So I'm interested in what Mark is doing from a number of perspectives. First that he is exploring the smallest useful piece of research output, primarily from the perspective of a human reader and discoverer. I think he's on the right track here with focussing on figures because they represent the smallest coherent piece of the stories that Anita talks about. This might be wrong but I think its an issue that is worth exploring. What is more is he's connecting metadata (the figure legends plus some semantic information surfaced through the Semantic MediaWiki platform) to an image (which is surfaced via Google image search very effectively) and through that image in many cases to the data behind the graph (in the form of a spreadsheet in most cases, but note that he is working to support lots of "standard" and therefore reasonably semantically defined data file types).

So this connects data (which we can imagine being easy to make more semantically readable via tools like Google Data Publishing Language or OData connected with appropriate vocabularies, Google Refine, enhancements to Excel etc, advances in instrumental data formats via tools like AniML...) to a readily understood search and discovery method ("I know I want a graph that refers to this term/gene name/unit") via image search or similar. I'm much more confident that this kind of bottom up approach, leveraging the work that big corporations are doing to improve the consumer web will make progress than trying to agree standardised formats/vocabularies etc., at least for the kind of science I do.

Exercise details
Can you resume the post about Mark's figure-centered approach to research output from its last sentence?

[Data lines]

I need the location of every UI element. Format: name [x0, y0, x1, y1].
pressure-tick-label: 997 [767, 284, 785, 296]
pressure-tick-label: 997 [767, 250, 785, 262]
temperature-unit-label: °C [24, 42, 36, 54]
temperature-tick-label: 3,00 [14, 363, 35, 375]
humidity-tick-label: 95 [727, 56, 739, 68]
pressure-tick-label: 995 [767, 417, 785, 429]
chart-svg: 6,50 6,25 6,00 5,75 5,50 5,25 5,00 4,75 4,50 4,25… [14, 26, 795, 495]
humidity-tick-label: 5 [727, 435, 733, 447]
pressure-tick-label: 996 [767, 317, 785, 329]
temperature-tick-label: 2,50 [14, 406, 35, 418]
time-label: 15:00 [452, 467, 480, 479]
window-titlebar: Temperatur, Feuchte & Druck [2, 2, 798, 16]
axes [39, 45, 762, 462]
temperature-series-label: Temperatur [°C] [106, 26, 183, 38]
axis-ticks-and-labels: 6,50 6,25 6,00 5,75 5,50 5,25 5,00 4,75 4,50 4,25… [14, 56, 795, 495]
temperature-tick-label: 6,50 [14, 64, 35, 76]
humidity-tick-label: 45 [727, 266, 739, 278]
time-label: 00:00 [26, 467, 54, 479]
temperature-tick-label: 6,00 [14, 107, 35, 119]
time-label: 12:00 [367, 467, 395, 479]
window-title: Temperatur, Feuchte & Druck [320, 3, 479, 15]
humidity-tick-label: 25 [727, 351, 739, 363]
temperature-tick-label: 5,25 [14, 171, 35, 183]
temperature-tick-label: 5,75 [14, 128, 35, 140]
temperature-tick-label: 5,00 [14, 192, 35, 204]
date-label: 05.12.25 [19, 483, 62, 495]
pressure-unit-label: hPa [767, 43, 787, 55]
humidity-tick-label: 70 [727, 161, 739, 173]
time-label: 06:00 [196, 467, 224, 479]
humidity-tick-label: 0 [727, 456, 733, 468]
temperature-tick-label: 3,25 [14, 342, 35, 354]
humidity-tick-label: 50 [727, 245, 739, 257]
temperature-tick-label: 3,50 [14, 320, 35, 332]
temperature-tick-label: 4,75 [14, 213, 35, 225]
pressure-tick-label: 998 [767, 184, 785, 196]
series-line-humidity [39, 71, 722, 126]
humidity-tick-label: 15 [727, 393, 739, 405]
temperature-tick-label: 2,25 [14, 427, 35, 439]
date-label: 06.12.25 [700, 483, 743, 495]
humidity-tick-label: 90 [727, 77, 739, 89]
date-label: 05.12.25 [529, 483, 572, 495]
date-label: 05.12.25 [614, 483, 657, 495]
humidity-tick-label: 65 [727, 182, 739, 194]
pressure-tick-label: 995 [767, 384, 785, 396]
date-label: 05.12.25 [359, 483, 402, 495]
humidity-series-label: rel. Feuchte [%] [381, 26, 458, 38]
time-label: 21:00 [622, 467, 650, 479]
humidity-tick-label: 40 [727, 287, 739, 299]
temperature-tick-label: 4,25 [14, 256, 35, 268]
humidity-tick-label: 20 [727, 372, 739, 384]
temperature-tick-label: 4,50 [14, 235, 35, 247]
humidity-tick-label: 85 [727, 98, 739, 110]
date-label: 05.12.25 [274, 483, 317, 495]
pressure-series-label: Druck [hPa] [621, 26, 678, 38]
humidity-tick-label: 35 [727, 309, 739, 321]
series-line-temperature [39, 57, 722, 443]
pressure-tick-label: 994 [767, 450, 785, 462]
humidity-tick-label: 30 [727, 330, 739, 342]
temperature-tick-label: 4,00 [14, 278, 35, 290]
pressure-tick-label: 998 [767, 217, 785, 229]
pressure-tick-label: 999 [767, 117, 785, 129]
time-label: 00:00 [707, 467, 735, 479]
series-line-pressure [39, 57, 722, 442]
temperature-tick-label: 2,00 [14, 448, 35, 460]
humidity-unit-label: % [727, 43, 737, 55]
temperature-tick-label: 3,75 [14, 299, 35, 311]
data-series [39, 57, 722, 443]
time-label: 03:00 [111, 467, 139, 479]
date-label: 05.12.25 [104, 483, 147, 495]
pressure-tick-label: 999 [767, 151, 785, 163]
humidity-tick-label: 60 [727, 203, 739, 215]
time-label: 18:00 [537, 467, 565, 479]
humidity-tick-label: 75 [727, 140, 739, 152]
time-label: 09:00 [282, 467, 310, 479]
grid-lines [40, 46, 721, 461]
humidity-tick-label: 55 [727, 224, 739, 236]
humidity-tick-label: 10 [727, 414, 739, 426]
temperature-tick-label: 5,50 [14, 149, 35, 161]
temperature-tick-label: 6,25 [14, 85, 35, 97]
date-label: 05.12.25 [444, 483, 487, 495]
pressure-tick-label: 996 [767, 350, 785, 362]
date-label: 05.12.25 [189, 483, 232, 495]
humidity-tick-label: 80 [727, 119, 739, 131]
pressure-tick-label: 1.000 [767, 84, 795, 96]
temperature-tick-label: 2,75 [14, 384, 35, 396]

Written answer
Both approaches are important and we can work to make them meet in the middle, particularly if our data collection and annotation systems can be standardised to both capture, archive, and consume data through standard views, but if we're going to make progress into the mainstream of experimental science I think we need really low barriers to participation. The message of the consumer web is that more data, even messy data is better. You don't improve Google by keeping pages from the web, in fact its all the trash that helps keep those search algorithms finely honed. I think there's a lot of mileage in getting what we can up there with the lowest barriers possible and letting the search giants go to work on trying to help us make sense of it. And that will only happen if its very easy for people to upload something that they are already creating. What excites me is that my intuition is that these figures, along with a little bit of descriptive text might hit a sweet spot if we can just get enough of a bit of reward in there, that encourage people to get that data up, and that its a rapid route to improving discoverability and searchability. It's not more efficient today, but it has the potential to provide the substrate of content that will make it more efficient in the future.

I should also admit that I very rarely read papers these days. I'm almost always looking for a single graph, single table, or the link to the data file which is the thing I _really_ want. I'm not sure how unusual that behaviour is although my guess is its much more common than people might think.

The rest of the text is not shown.